Requirement:
Copy out each line containing "sang" from the entries below.

####

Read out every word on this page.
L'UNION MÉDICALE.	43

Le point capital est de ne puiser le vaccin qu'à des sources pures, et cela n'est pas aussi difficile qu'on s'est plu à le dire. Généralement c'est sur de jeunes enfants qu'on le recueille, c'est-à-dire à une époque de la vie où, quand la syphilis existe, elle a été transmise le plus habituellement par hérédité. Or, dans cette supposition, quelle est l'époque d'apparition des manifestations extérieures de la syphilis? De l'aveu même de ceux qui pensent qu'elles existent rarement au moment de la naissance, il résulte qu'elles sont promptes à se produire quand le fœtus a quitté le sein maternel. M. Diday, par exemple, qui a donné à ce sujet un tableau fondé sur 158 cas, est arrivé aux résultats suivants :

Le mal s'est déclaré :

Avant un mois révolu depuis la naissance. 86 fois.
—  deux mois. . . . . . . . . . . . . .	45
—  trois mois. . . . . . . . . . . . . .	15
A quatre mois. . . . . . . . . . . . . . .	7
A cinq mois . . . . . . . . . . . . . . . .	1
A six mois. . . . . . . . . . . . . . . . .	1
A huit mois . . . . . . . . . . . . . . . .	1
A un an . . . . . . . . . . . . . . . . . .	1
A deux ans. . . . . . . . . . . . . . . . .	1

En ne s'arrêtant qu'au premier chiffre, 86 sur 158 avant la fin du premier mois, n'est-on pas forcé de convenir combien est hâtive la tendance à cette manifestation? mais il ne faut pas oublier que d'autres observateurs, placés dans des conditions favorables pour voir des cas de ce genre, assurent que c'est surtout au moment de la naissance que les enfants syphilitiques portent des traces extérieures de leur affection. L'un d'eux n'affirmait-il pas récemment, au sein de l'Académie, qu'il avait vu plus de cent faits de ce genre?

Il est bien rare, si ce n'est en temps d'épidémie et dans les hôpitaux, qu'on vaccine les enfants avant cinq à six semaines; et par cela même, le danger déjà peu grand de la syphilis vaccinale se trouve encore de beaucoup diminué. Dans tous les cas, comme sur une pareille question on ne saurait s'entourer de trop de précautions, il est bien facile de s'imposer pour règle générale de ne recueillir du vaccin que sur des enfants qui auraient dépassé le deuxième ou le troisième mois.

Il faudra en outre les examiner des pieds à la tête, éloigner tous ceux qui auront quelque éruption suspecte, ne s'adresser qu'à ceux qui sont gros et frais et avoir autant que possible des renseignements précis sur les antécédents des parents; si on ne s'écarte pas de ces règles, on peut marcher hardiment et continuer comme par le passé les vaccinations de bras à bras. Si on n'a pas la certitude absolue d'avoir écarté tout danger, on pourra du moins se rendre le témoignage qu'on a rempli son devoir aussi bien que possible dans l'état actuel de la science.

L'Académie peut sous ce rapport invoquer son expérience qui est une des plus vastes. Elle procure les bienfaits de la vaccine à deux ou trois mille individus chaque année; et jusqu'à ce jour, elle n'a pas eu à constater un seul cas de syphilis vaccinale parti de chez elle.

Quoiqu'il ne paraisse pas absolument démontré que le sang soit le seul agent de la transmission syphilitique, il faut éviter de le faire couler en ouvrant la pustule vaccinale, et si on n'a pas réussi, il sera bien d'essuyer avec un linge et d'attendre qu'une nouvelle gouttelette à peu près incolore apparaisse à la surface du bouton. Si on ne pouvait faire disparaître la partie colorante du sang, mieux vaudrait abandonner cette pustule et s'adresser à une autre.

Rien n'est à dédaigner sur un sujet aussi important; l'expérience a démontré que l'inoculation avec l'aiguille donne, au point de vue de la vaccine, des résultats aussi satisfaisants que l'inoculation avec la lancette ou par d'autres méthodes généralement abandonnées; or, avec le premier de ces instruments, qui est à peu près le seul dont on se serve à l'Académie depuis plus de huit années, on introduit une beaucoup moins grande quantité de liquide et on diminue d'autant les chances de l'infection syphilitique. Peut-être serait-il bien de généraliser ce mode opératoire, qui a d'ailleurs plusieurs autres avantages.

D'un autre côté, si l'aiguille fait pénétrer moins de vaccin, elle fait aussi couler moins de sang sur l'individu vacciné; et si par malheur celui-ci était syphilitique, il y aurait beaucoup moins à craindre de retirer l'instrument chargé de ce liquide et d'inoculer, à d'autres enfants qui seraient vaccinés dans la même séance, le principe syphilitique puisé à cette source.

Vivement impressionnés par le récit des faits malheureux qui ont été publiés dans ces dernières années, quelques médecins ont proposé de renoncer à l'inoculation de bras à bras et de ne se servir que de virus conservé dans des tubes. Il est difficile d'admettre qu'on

####

Completed exercise:
Quoiqu'il ne paraisse pas absolument démontré que le sang soit le seul agent de la transmission syphilitique, il faut éviter de le faire couler en ouvrant la pustule vaccinale, et si on n'a pas réussi, il sera bien d'essuyer avec un linge et d'attendre qu'une nouvelle gouttelette à peu près incolore apparaisse à la surface du bouton. Si on ne pouvait faire disparaître la partie colorante du sang, mieux vaudrait abandonner cette pustule et s'adresser à une autre.
D'un autre côté, si l'aiguille fait pénétrer moins de vaccin, elle fait aussi couler moins de sang sur l'individu vacciné; et si par malheur celui-ci était syphilitique, il y aurait beaucoup moins à craindre de retirer l'instrument chargé de ce liquide et d'inoculer, à d'autres enfants qui seraient vaccinés dans la même séance, le principe syphilitique puisé à cette source.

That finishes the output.